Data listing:
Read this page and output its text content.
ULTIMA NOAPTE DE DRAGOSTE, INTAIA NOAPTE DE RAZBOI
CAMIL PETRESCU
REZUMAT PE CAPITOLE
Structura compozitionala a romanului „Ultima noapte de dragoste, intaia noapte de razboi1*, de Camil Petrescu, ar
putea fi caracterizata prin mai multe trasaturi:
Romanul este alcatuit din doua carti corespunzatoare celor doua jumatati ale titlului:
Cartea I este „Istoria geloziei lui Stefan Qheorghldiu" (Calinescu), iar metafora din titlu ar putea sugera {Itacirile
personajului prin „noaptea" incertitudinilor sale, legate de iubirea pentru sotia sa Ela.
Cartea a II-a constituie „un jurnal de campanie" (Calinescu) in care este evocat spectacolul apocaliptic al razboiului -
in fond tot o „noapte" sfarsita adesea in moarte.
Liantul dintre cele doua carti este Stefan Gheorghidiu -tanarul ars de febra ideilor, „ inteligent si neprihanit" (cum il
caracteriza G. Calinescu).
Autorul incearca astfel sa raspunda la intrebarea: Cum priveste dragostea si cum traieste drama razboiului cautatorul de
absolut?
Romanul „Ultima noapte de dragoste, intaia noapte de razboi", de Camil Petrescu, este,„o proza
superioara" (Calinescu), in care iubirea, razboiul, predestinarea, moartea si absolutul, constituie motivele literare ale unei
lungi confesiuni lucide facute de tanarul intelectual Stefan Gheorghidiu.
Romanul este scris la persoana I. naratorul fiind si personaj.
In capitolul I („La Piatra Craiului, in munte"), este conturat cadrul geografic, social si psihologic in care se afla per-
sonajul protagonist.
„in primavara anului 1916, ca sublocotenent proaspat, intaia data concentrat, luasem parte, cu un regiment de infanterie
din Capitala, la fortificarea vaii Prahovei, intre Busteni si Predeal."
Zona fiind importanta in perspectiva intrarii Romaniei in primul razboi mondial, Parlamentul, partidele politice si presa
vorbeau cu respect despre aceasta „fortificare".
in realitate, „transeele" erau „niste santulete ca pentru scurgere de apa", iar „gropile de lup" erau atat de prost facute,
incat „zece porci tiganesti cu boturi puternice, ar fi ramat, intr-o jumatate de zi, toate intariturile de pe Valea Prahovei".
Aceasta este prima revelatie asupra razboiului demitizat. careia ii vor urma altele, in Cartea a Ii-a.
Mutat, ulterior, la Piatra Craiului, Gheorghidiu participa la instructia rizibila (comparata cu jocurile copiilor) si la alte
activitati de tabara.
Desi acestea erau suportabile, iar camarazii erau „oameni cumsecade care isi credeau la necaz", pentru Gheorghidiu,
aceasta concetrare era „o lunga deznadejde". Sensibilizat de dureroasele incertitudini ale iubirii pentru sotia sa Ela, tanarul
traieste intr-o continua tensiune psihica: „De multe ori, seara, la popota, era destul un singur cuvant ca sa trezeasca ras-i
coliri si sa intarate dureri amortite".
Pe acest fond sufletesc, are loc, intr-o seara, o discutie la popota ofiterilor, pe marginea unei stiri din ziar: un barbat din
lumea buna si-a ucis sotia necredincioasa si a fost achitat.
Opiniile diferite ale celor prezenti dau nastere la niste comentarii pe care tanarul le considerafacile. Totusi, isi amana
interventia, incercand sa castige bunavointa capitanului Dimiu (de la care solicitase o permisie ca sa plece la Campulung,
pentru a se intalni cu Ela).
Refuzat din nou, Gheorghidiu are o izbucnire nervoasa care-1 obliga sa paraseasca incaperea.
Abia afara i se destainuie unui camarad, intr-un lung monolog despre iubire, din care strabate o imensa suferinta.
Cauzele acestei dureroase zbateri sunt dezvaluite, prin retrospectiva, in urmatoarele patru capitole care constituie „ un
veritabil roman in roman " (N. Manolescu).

• [Job]: Copy out every line from the material above in which the word "multe" appears.

• [Response to the task]:
putea fi caracterizata prin mai multe trasaturi:
traieste intr-o continua tensiune psihica: „De multe ori, seara, la popota, era destul un singur cuvant ca sa trezeasca ras-i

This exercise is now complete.